Could every line of the data be printed exactly as it reads?

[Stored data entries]
-----

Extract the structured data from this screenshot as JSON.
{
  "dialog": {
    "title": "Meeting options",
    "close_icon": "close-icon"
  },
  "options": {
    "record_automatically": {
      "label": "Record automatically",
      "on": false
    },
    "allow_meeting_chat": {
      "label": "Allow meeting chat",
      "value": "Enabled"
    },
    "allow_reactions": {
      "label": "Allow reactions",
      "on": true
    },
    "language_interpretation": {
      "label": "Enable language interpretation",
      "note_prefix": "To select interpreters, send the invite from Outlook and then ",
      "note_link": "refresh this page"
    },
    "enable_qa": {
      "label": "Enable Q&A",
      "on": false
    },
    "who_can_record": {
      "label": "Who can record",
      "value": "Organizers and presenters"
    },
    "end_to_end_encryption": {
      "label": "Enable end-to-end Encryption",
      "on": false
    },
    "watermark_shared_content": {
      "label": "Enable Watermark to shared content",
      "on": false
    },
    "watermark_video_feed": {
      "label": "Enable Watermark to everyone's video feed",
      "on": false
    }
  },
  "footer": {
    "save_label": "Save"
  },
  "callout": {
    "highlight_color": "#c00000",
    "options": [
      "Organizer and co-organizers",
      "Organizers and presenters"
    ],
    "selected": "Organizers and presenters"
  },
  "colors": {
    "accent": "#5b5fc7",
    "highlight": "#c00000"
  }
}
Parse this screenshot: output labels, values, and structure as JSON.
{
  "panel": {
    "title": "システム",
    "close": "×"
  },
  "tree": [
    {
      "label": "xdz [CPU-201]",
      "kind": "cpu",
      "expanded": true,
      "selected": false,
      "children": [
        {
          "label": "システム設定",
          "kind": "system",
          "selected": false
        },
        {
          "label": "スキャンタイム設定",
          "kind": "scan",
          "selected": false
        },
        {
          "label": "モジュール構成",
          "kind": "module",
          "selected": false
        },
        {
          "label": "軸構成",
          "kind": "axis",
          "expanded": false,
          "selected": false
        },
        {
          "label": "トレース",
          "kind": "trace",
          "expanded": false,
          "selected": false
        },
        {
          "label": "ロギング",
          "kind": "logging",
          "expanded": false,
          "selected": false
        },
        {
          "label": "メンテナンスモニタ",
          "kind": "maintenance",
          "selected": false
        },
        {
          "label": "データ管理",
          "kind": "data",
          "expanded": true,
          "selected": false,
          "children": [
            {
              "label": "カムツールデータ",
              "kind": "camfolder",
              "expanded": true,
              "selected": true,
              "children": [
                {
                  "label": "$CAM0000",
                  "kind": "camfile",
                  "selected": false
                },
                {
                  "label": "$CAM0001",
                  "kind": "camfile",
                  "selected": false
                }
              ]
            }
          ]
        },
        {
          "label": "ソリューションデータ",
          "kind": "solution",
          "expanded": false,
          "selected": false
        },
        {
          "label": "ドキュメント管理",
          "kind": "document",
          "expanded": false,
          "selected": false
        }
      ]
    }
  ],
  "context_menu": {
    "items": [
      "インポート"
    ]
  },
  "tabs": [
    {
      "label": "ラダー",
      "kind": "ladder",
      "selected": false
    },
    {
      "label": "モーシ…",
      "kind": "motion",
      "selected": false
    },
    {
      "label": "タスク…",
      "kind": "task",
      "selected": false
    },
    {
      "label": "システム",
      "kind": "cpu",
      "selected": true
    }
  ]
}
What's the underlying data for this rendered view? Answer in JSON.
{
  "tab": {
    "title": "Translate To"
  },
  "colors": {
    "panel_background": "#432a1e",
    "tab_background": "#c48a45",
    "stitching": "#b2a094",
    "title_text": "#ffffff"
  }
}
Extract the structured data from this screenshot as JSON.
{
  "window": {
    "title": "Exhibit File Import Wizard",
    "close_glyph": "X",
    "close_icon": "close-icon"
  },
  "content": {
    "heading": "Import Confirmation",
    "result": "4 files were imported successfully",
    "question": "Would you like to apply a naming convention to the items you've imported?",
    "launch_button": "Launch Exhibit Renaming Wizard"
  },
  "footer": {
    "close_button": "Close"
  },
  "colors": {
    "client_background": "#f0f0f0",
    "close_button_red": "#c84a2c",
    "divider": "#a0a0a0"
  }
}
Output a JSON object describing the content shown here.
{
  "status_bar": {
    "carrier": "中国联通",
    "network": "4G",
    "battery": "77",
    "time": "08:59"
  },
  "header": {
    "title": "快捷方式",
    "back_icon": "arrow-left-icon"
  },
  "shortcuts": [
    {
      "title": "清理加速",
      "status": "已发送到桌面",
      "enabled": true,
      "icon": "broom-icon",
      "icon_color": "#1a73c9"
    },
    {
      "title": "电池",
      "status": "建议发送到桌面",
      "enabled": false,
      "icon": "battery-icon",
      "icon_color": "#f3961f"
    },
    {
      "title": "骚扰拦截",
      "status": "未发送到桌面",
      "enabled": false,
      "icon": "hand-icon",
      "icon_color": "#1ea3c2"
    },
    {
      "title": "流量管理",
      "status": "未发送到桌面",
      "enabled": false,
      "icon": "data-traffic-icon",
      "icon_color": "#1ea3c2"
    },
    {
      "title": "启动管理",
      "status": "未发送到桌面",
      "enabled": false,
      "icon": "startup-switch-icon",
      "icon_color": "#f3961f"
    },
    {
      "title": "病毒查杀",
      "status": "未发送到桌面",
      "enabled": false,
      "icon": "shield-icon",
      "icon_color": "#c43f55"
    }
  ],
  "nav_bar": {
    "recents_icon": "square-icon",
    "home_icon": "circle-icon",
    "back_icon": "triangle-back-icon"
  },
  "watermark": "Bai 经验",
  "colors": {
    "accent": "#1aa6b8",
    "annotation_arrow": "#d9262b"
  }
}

-----

Exercise solution =
Extract the structured data from this screenshot as JSON.
{
  "dialog": {
    "title": "Meeting options",
    "close_icon": "close-icon"
  },
  "options": {
    "record_automatically": {
      "label": "Record automatically",
      "on": false
    },
    "allow_meeting_chat": {
      "label": "Allow meeting chat",
      "value": "Enabled"
    },
    "allow_reactions": {
      "label": "Allow reactions",
      "on": true
    },
    "language_interpretation": {
      "label": "Enable language interpretation",
      "note_prefix": "To select interpreters, send the invite from Outlook and then ",
      "note_link": "refresh this page"
    },
    "enable_qa": {
      "label": "Enable Q&A",
      "on": false
    },
    "who_can_record": {
      "label": "Who can record",
      "value": "Organizers and presenters"
    },
    "end_to_end_encryption": {
      "label": "Enable end-to-end Encryption",
      "on": false
    },
    "watermark_shared_content": {
      "label": "Enable Watermark to shared content",
      "on": false
    },
    "watermark_video_feed": {
      "label": "Enable Watermark to everyone's video feed",
      "on": false
    }
  },
  "footer": {
    "save_label": "Save"
  },
  "callout": {
    "highlight_color": "#c00000",
    "options": [
      "Organizer and co-organizers",
      "Organizers and presenters"
    ],
    "selected": "Organizers and presenters"
  },
  "colors": {
    "accent": "#5b5fc7",
    "highlight": "#c00000"
  }
}
Parse this screenshot: output labels, values, and structure as JSON.
{
  "panel": {
    "title": "システム",
    "close": "×"
  },
  "tree": [
    {
      "label": "xdz [CPU-201]",
      "kind": "cpu",
      "expanded": true,
      "selected": false,
      "children": [
        {
          "label": "システム設定",
          "kind": "system",
          "selected": false
        },
        {
          "label": "スキャンタイム設定",
          "kind": "scan",
          "selected": false
        },
        {
          "label": "モジュール構成",
          "kind": "module",
          "selected": false
        },
        {
          "label": "軸構成",
          "kind": "axis",
          "expanded": false,
          "selected": false
        },
        {
          "label": "トレース",
          "kind": "trace",
          "expanded": false,
          "selected": false
        },
        {
          "label": "ロギング",
          "kind": "logging",
          "expanded": false,
          "selected": false
        },
        {
          "label": "メンテナンスモニタ",
          "kind": "maintenance",
          "selected": false
        },
        {
          "label": "データ管理",
          "kind": "data",
          "expanded": true,
          "selected": false,
          "children": [
            {
              "label": "カムツールデータ",
              "kind": "camfolder",
              "expanded": true,
              "selected": true,
              "children": [
                {
                  "label": "$CAM0000",
                  "kind": "camfile",
                  "selected": false
                },
                {
                  "label": "$CAM0001",
                  "kind": "camfile",
                  "selected": false
                }
              ]
            }
          ]
        },
        {
          "label": "ソリューションデータ",
          "kind": "solution",
          "expanded": false,
          "selected": false
        },
        {
          "label": "ドキュメント管理",
          "kind": "document",
          "expanded": false,
          "selected": false
        }
      ]
    }
  ],
  "context_menu": {
    "items": [
      "インポート"
    ]
  },
  "tabs": [
    {
      "label": "ラダー",
      "kind": "ladder",
      "selected": false
    },
    {
      "label": "モーシ…",
      "kind": "motion",
      "selected": false
    },
    {
      "label": "タスク…",
      "kind": "task",
      "selected": false
    },
    {
      "label": "システム",
      "kind": "cpu",
      "selected": true
    }
  ]
}
What's the underlying data for this rendered view? Answer in JSON.
{
  "tab": {
    "title": "Translate To"
  },
  "colors": {
    "panel_background": "#432a1e",
    "tab_background": "#c48a45",
    "stitching": "#b2a094",
    "title_text": "#ffffff"
  }
}
Extract the structured data from this screenshot as JSON.
{
  "window": {
    "title": "Exhibit File Import Wizard",
    "close_glyph": "X",
    "close_icon": "close-icon"
  },
  "content": {
    "heading": "Import Confirmation",
    "result": "4 files were imported successfully",
    "question": "Would you like to apply a naming convention to the items you've imported?",
    "launch_button": "Launch Exhibit Renaming Wizard"
  },
  "footer": {
    "close_button": "Close"
  },
  "colors": {
    "client_background": "#f0f0f0",
    "close_button_red": "#c84a2c",
    "divider": "#a0a0a0"
  }
}
Output a JSON object describing the content shown here.
{
  "status_bar": {
    "carrier": "中国联通",
    "network": "4G",
    "battery": "77",
    "time": "08:59"
  },
  "header": {
    "title": "快捷方式",
    "back_icon": "arrow-left-icon"
  },
  "shortcuts": [
    {
      "title": "清理加速",
      "status": "已发送到桌面",
      "enabled": true,
      "icon": "broom-icon",
      "icon_color": "#1a73c9"
    },
    {
      "title": "电池",
      "status": "建议发送到桌面",
      "enabled": false,
      "icon": "battery-icon",
      "icon_color": "#f3961f"
    },
    {
      "title": "骚扰拦截",
      "status": "未发送到桌面",
      "enabled": false,
      "icon": "hand-icon",
      "icon_color": "#1ea3c2"
    },
    {
      "title": "流量管理",
      "status": "未发送到桌面",
      "enabled": false,
      "icon": "data-traffic-icon",
      "icon_color": "#1ea3c2"
    },
    {
      "title": "启动管理",
      "status": "未发送到桌面",
      "enabled": false,
      "icon": "startup-switch-icon",
      "icon_color": "#f3961f"
    },
    {
      "title": "病毒查杀",
      "status": "未发送到桌面",
      "enabled": false,
      "icon": "shield-icon",
      "icon_color": "#c43f55"
    }
  ],
  "nav_bar": {
    "recents_icon": "square-icon",
    "home_icon": "circle-icon",
    "back_icon": "triangle-back-icon"
  },
  "watermark": "Bai 经验",
  "colors": {
    "accent": "#1aa6b8",
    "annotation_arrow": "#d9262b"
  }
}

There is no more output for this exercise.